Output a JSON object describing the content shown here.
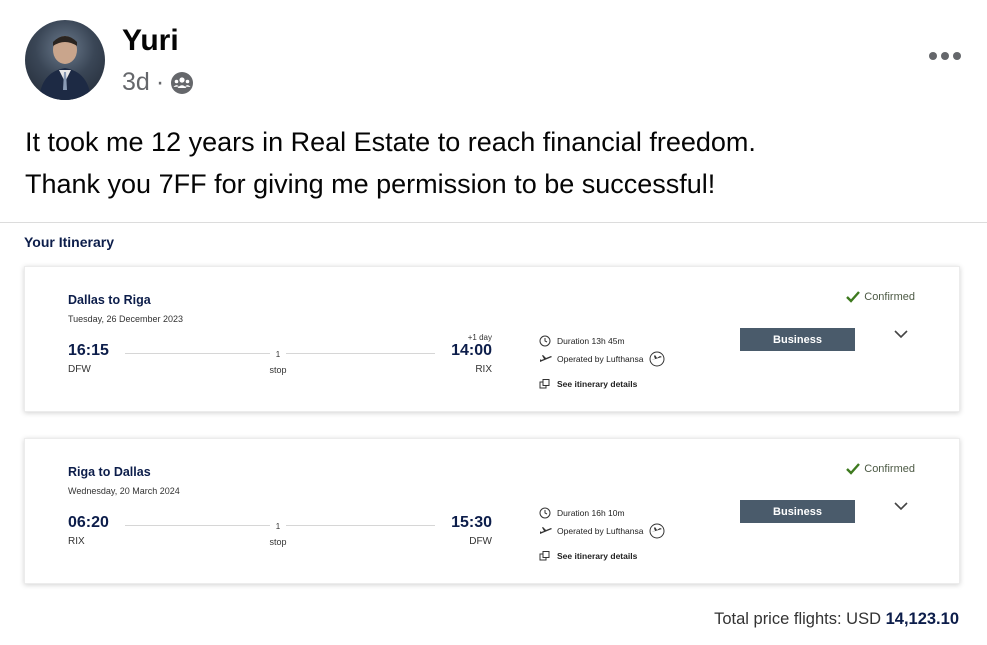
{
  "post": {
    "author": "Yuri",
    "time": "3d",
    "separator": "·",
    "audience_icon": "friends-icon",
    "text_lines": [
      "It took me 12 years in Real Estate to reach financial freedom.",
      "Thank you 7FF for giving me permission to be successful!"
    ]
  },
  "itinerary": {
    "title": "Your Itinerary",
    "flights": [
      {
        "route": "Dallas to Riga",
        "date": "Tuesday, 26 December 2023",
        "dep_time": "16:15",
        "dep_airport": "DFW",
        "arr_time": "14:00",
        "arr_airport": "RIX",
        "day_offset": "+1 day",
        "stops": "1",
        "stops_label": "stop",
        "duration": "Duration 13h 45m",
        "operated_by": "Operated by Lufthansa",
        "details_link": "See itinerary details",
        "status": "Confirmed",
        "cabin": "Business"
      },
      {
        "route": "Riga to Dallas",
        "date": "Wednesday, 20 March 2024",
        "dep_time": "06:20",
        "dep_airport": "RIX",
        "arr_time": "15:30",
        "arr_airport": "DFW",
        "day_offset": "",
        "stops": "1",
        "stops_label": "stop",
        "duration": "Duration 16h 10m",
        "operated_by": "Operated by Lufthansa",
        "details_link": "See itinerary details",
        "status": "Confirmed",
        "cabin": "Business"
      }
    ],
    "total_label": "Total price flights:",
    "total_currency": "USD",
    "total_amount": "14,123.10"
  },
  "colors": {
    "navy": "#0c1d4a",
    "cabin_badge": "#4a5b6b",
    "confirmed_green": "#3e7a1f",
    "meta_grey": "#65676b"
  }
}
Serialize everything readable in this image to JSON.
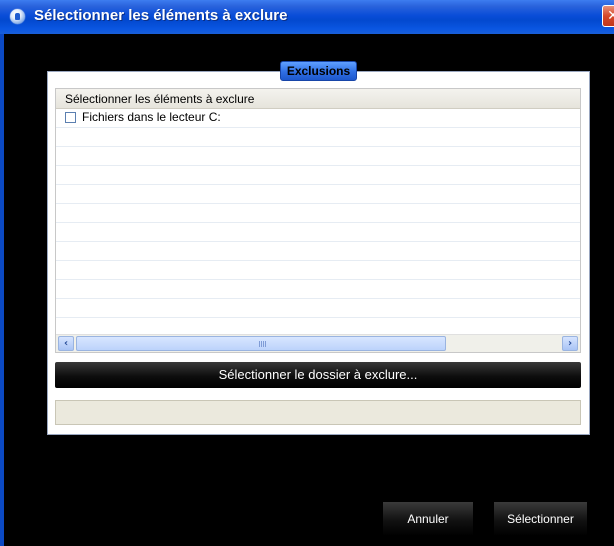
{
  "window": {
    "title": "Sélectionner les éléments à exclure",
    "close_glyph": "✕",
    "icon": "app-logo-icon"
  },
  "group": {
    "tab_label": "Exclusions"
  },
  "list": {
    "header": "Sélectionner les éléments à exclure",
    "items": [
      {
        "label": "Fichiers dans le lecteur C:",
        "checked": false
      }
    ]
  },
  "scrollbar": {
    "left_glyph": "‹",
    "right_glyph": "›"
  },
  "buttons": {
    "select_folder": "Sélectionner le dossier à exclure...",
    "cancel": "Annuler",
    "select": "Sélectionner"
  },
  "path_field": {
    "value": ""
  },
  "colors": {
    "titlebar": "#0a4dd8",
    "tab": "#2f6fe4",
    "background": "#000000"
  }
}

Your task. Beginning with the line with "Serialize everything readable", repeat the entries above exactly, up to and including the last line, leaving out pictures.

Reply to the exercise.
Serialize everything readable in this image to JSON.
{
  "window": {
    "title": "Sélectionner les éléments à exclure",
    "close_glyph": "✕",
    "icon": "app-logo-icon"
  },
  "group": {
    "tab_label": "Exclusions"
  },
  "list": {
    "header": "Sélectionner les éléments à exclure",
    "items": [
      {
        "label": "Fichiers dans le lecteur C:",
        "checked": false
      }
    ]
  },
  "scrollbar": {
    "left_glyph": "‹",
    "right_glyph": "›"
  },
  "buttons": {
    "select_folder": "Sélectionner le dossier à exclure...",
    "cancel": "Annuler",
    "select": "Sélectionner"
  },
  "path_field": {
    "value": ""
  },
  "colors": {
    "titlebar": "#0a4dd8",
    "tab": "#2f6fe4",
    "background": "#000000"
  }
}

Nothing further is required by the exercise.